_Work item:_
Give back every record below word for word, with the pictures omitted.

_Records supplied:_
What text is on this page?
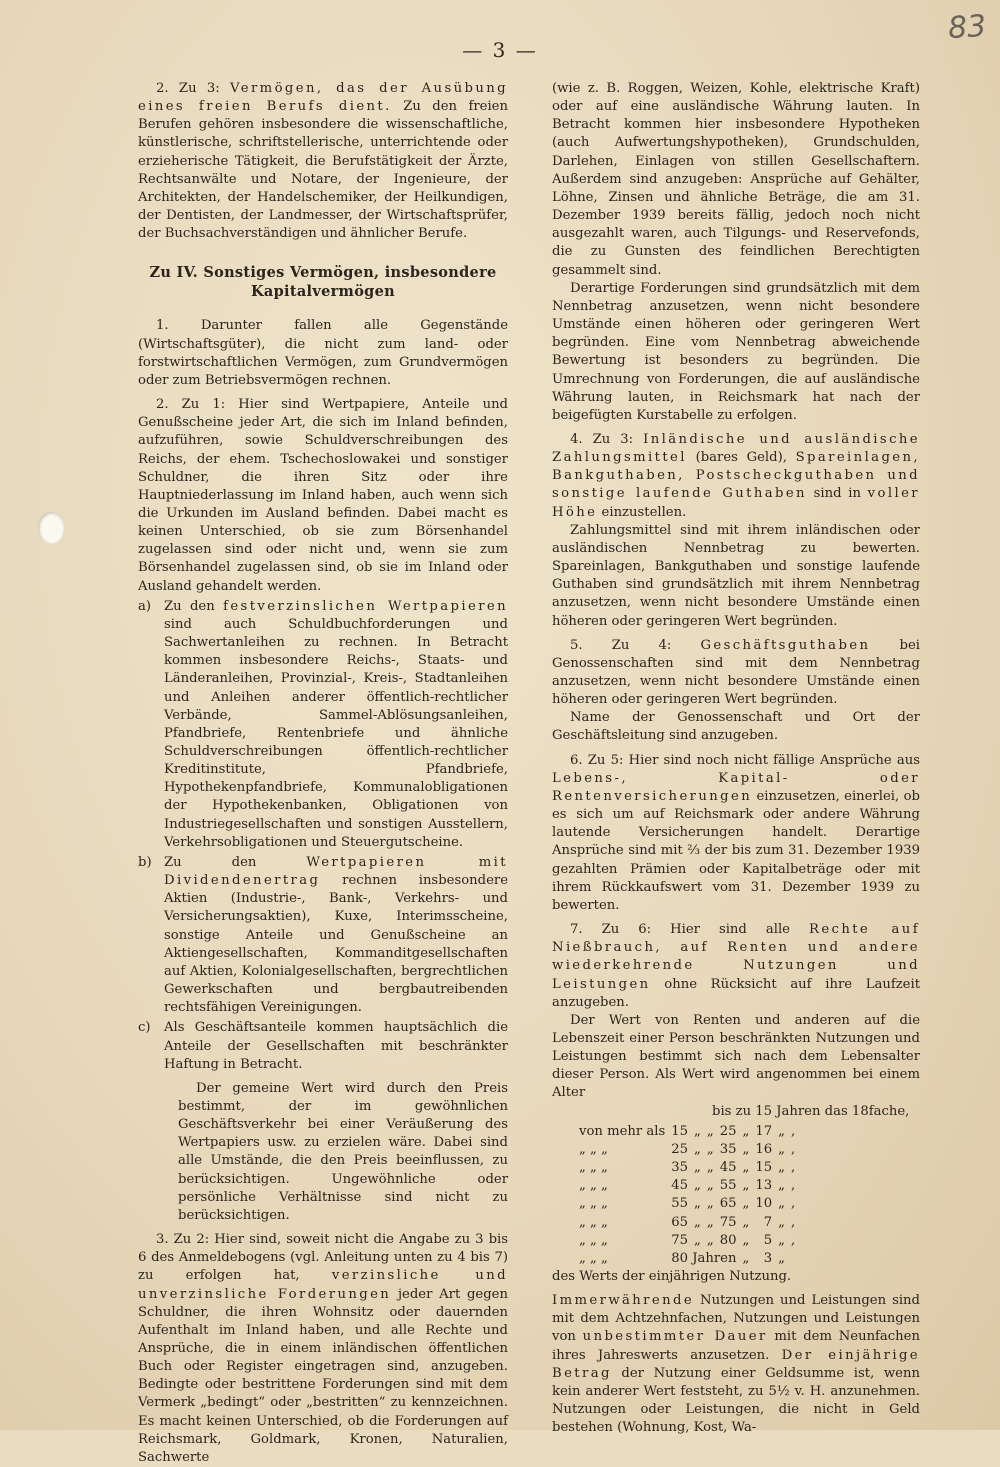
— 3 —
83

2. Zu 3: Vermögen, das der Ausübung eines freien Berufs dient. Zu den freien Berufen gehören insbesondere die wissenschaftliche, künstlerische, schriftstellerische, unterrichtende oder erzieherische Tätigkeit, die Berufstätigkeit der Ärzte, Rechtsanwälte und Notare, der Ingenieure, der Architekten, der Handelschemiker, der Heilkundigen, der Dentisten, der Landmesser, der Wirtschaftsprüfer, der Buchsachverständigen und ähnlicher Berufe.

Zu IV. Sonstiges Vermögen, insbesondere
Kapitalvermögen

1. Darunter fallen alle Gegenstände (Wirtschaftsgüter), die nicht zum land- oder forstwirtschaftlichen Vermögen, zum Grundvermögen oder zum Betriebsvermögen rechnen.

2. Zu 1: Hier sind Wertpapiere, Anteile und Genußscheine jeder Art, die sich im Inland befinden, aufzuführen, sowie Schuldverschreibungen des Reichs, der ehem. Tschechoslowakei und sonstiger Schuldner, die ihren Sitz oder ihre Hauptniederlassung im Inland haben, auch wenn sich die Urkunden im Ausland befinden. Dabei macht es keinen Unterschied, ob sie zum Börsenhandel zugelassen sind oder nicht und, wenn sie zum Börsenhandel zugelassen sind, ob sie im Inland oder Ausland gehandelt werden.

a) Zu den festverzinslichen Wertpapieren sind auch Schuldbuchforderungen und Sachwertanleihen zu rechnen. In Betracht kommen insbesondere Reichs-, Staats- und Länderanleihen, Provinzial-, Kreis-, Stadtanleihen und Anleihen anderer öffentlich-rechtlicher Verbände, Sammel-Ablösungsanleihen, Pfandbriefe, Rentenbriefe und ähnliche Schuldverschreibungen öffentlich-rechtlicher Kreditinstitute, Pfandbriefe, Hypothekenpfandbriefe, Kommunalobligationen der Hypothekenbanken, Obligationen von Industriegesellschaften und sonstigen Ausstellern, Verkehrsobligationen und Steuergutscheine.
b) Zu den	Wertpapieren mit Dividendenertrag rechnen insbesondere Aktien (Industrie-, Bank-, Verkehrs- und Versicherungsaktien), Kuxe, Interimsscheine, sonstige Anteile und Genußscheine an Aktiengesellschaften, Kommanditgesellschaften auf Aktien, Kolonialgesellschaften, bergrechtlichen Gewerkschaften und bergbautreibenden rechtsfähigen Vereinigungen.
c)	Als Geschäftsanteile kommen hauptsächlich die Anteile der Gesellschaften mit beschränkter Haftung in Betracht.

Der gemeine Wert wird durch den Preis bestimmt, der im gewöhnlichen Geschäftsverkehr bei einer Veräußerung des Wertpapiers usw. zu erzielen wäre. Dabei sind alle Umstände, die den Preis beeinflussen, zu berücksichtigen. Ungewöhnliche oder persönliche Verhältnisse sind nicht zu berücksichtigen.

3. Zu 2: Hier sind, soweit nicht die Angabe zu 3 bis 6 des Anmeldebogens (vgl. Anleitung unten zu 4 bis 7) zu erfolgen hat, verzinsliche und unverzinsliche Forderungen jeder Art gegen Schuldner, die ihren Wohnsitz oder dauernden Aufenthalt im Inland haben, und alle Rechte und Ansprüche, die in einem inländischen öffentlichen Buch oder Register eingetragen sind, anzugeben. Bedingte oder bestrittene Forderungen sind mit dem Vermerk „bedingt“ oder „bestritten“ zu kennzeichnen. Es macht keinen Unterschied, ob die Forderungen auf Reichsmark, Goldmark, Kronen, Naturalien, Sachwerte

(wie z. B. Roggen, Weizen, Kohle, elektrische Kraft) oder auf eine ausländische Währung lauten. In Betracht kommen hier insbesondere Hypotheken (auch Aufwertungshypotheken), Grundschulden, Darlehen, Einlagen von stillen Gesellschaftern. Außerdem sind anzugeben: Ansprüche auf Gehälter, Löhne, Zinsen und ähnliche Beträge, die am 31. Dezember 1939 bereits fällig, jedoch noch nicht ausgezahlt waren, auch Tilgungs- und Reservefonds, die zu Gunsten des feindlichen Berechtigten gesammelt sind.

Derartige Forderungen sind grundsätzlich mit dem Nennbetrag anzusetzen, wenn nicht besondere Umstände einen höheren oder geringeren Wert begründen. Eine vom Nennbetrag abweichende Bewertung ist besonders zu begründen. Die Umrechnung von Forderungen, die auf ausländische Währung lauten, in Reichsmark hat nach der beigefügten Kurstabelle zu erfolgen.

4. Zu 3: Inländische und ausländische Zahlungsmittel (bares Geld), Spareinlagen, Bankguthaben, Postscheckguthaben und sonstige laufende Guthaben sind in voller Höhe einzustellen.

Zahlungsmittel sind mit ihrem inländischen oder ausländischen Nennbetrag zu bewerten. Spareinlagen, Bankguthaben und sonstige laufende Guthaben sind grundsätzlich mit ihrem Nennbetrag anzusetzen, wenn nicht besondere Umstände einen höheren oder geringeren Wert begründen.

5. Zu 4: Geschäftsguthaben bei Genossenschaften sind mit dem Nennbetrag anzusetzen, wenn nicht besondere Umstände einen höheren oder geringeren Wert begründen.

Name der Genossenschaft und Ort der Geschäftsleitung sind anzugeben.

6. Zu 5: Hier sind noch nicht fällige Ansprüche aus Lebens-, Kapital- oder Rentenversicherungen einzusetzen, einerlei, ob es sich um auf Reichsmark oder andere Währung lautende Versicherungen handelt. Derartige Ansprüche sind mit ⅔ der bis zum 31. Dezember 1939 gezahlten Prämien oder Kapitalbeträge oder mit ihrem Rückkaufswert vom 31. Dezember 1939 zu bewerten.

7. Zu 6: Hier sind alle Rechte auf Nießbrauch, auf Renten und andere wiederkehrende Nutzungen und Leistungen ohne Rücksicht auf ihre Laufzeit anzugeben.

Der Wert von Renten und anderen auf die Lebenszeit einer Person beschränkten Nutzungen und Leistungen bestimmt sich nach dem Lebensalter dieser Person. Als Wert wird angenommen bei einem Alter

bis zu 15 Jahren das 18fache,
von mehr als	15	„	„	25	„	17	„	,
„ „ „	25	„	„	35	„	16	„	,
„ „ „	35	„	„	45	„	15	„	,
„ „ „	45	„	„	55	„	13	„	,
„ „ „	55	„	„	65	„	10	„	,
„ „ „	65	„	„	75	„	7	„	,
„ „ „	75	„	„	80	„	5	„	,
„ „ „	80 Jahren				„	3	„	

des Werts der einjährigen Nutzung.

Immerwährende Nutzungen und Leistungen sind mit dem Achtzehnfachen, Nutzungen und Leistungen von unbestimmter Dauer mit dem Neunfachen ihres Jahreswerts anzusetzen. Der einjährige Betrag der Nutzung einer Geldsumme ist, wenn kein anderer Wert feststeht, zu 5½ v. H. anzunehmen. Nutzungen oder Leistungen, die nicht in Geld bestehen (Wohnung, Kost, Wa-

_Response to the exercise:_
What text is on this page?
— 3 —
83

2. Zu 3: Vermögen, das der Ausübung eines freien Berufs dient. Zu den freien Berufen gehören insbesondere die wissenschaftliche, künstlerische, schriftstellerische, unterrichtende oder erzieherische Tätigkeit, die Berufstätigkeit der Ärzte, Rechtsanwälte und Notare, der Ingenieure, der Architekten, der Handelschemiker, der Heilkundigen, der Dentisten, der Landmesser, der Wirtschaftsprüfer, der Buchsachverständigen und ähnlicher Berufe.

Zu IV. Sonstiges Vermögen, insbesondere
Kapitalvermögen

1. Darunter fallen alle Gegenstände (Wirtschaftsgüter), die nicht zum land- oder forstwirtschaftlichen Vermögen, zum Grundvermögen oder zum Betriebsvermögen rechnen.

2. Zu 1: Hier sind Wertpapiere, Anteile und Genußscheine jeder Art, die sich im Inland befinden, aufzuführen, sowie Schuldverschreibungen des Reichs, der ehem. Tschechoslowakei und sonstiger Schuldner, die ihren Sitz oder ihre Hauptniederlassung im Inland haben, auch wenn sich die Urkunden im Ausland befinden. Dabei macht es keinen Unterschied, ob sie zum Börsenhandel zugelassen sind oder nicht und, wenn sie zum Börsenhandel zugelassen sind, ob sie im Inland oder Ausland gehandelt werden.

a) Zu den festverzinslichen Wertpapieren sind auch Schuldbuchforderungen und Sachwertanleihen zu rechnen. In Betracht kommen insbesondere Reichs-, Staats- und Länderanleihen, Provinzial-, Kreis-, Stadtanleihen und Anleihen anderer öffentlich-rechtlicher Verbände, Sammel-Ablösungsanleihen, Pfandbriefe, Rentenbriefe und ähnliche Schuldverschreibungen öffentlich-rechtlicher Kreditinstitute, Pfandbriefe, Hypothekenpfandbriefe, Kommunalobligationen der Hypothekenbanken, Obligationen von Industriegesellschaften und sonstigen Ausstellern, Verkehrsobligationen und Steuergutscheine.
b) Zu den	Wertpapieren mit Dividendenertrag rechnen insbesondere Aktien (Industrie-, Bank-, Verkehrs- und Versicherungsaktien), Kuxe, Interimsscheine, sonstige Anteile und Genußscheine an Aktiengesellschaften, Kommanditgesellschaften auf Aktien, Kolonialgesellschaften, bergrechtlichen Gewerkschaften und bergbautreibenden rechtsfähigen Vereinigungen.
c)	Als Geschäftsanteile kommen hauptsächlich die Anteile der Gesellschaften mit beschränkter Haftung in Betracht.

Der gemeine Wert wird durch den Preis bestimmt, der im gewöhnlichen Geschäftsverkehr bei einer Veräußerung des Wertpapiers usw. zu erzielen wäre. Dabei sind alle Umstände, die den Preis beeinflussen, zu berücksichtigen. Ungewöhnliche oder persönliche Verhältnisse sind nicht zu berücksichtigen.

3. Zu 2: Hier sind, soweit nicht die Angabe zu 3 bis 6 des Anmeldebogens (vgl. Anleitung unten zu 4 bis 7) zu erfolgen hat, verzinsliche und unverzinsliche Forderungen jeder Art gegen Schuldner, die ihren Wohnsitz oder dauernden Aufenthalt im Inland haben, und alle Rechte und Ansprüche, die in einem inländischen öffentlichen Buch oder Register eingetragen sind, anzugeben. Bedingte oder bestrittene Forderungen sind mit dem Vermerk „bedingt“ oder „bestritten“ zu kennzeichnen. Es macht keinen Unterschied, ob die Forderungen auf Reichsmark, Goldmark, Kronen, Naturalien, Sachwerte

(wie z. B. Roggen, Weizen, Kohle, elektrische Kraft) oder auf eine ausländische Währung lauten. In Betracht kommen hier insbesondere Hypotheken (auch Aufwertungshypotheken), Grundschulden, Darlehen, Einlagen von stillen Gesellschaftern. Außerdem sind anzugeben: Ansprüche auf Gehälter, Löhne, Zinsen und ähnliche Beträge, die am 31. Dezember 1939 bereits fällig, jedoch noch nicht ausgezahlt waren, auch Tilgungs- und Reservefonds, die zu Gunsten des feindlichen Berechtigten gesammelt sind.

Derartige Forderungen sind grundsätzlich mit dem Nennbetrag anzusetzen, wenn nicht besondere Umstände einen höheren oder geringeren Wert begründen. Eine vom Nennbetrag abweichende Bewertung ist besonders zu begründen. Die Umrechnung von Forderungen, die auf ausländische Währung lauten, in Reichsmark hat nach der beigefügten Kurstabelle zu erfolgen.

4. Zu 3: Inländische und ausländische Zahlungsmittel (bares Geld), Spareinlagen, Bankguthaben, Postscheckguthaben und sonstige laufende Guthaben sind in voller Höhe einzustellen.

Zahlungsmittel sind mit ihrem inländischen oder ausländischen Nennbetrag zu bewerten. Spareinlagen, Bankguthaben und sonstige laufende Guthaben sind grundsätzlich mit ihrem Nennbetrag anzusetzen, wenn nicht besondere Umstände einen höheren oder geringeren Wert begründen.

5. Zu 4: Geschäftsguthaben bei Genossenschaften sind mit dem Nennbetrag anzusetzen, wenn nicht besondere Umstände einen höheren oder geringeren Wert begründen.

Name der Genossenschaft und Ort der Geschäftsleitung sind anzugeben.

6. Zu 5: Hier sind noch nicht fällige Ansprüche aus Lebens-, Kapital- oder Rentenversicherungen einzusetzen, einerlei, ob es sich um auf Reichsmark oder andere Währung lautende Versicherungen handelt. Derartige Ansprüche sind mit ⅔ der bis zum 31. Dezember 1939 gezahlten Prämien oder Kapitalbeträge oder mit ihrem Rückkaufswert vom 31. Dezember 1939 zu bewerten.

7. Zu 6: Hier sind alle Rechte auf Nießbrauch, auf Renten und andere wiederkehrende Nutzungen und Leistungen ohne Rücksicht auf ihre Laufzeit anzugeben.

Der Wert von Renten und anderen auf die Lebenszeit einer Person beschränkten Nutzungen und Leistungen bestimmt sich nach dem Lebensalter dieser Person. Als Wert wird angenommen bei einem Alter

bis zu 15 Jahren das 18fache,
von mehr als	15	„	„	25	„	17	„	,
„ „ „	25	„	„	35	„	16	„	,
„ „ „	35	„	„	45	„	15	„	,
„ „ „	45	„	„	55	„	13	„	,
„ „ „	55	„	„	65	„	10	„	,
„ „ „	65	„	„	75	„	7	„	,
„ „ „	75	„	„	80	„	5	„	,
„ „ „	80 Jahren				„	3	„	

des Werts der einjährigen Nutzung.

Immerwährende Nutzungen und Leistungen sind mit dem Achtzehnfachen, Nutzungen und Leistungen von unbestimmter Dauer mit dem Neunfachen ihres Jahreswerts anzusetzen. Der einjährige Betrag der Nutzung einer Geldsumme ist, wenn kein anderer Wert feststeht, zu 5½ v. H. anzunehmen. Nutzungen oder Leistungen, die nicht in Geld bestehen (Wohnung, Kost, Wa-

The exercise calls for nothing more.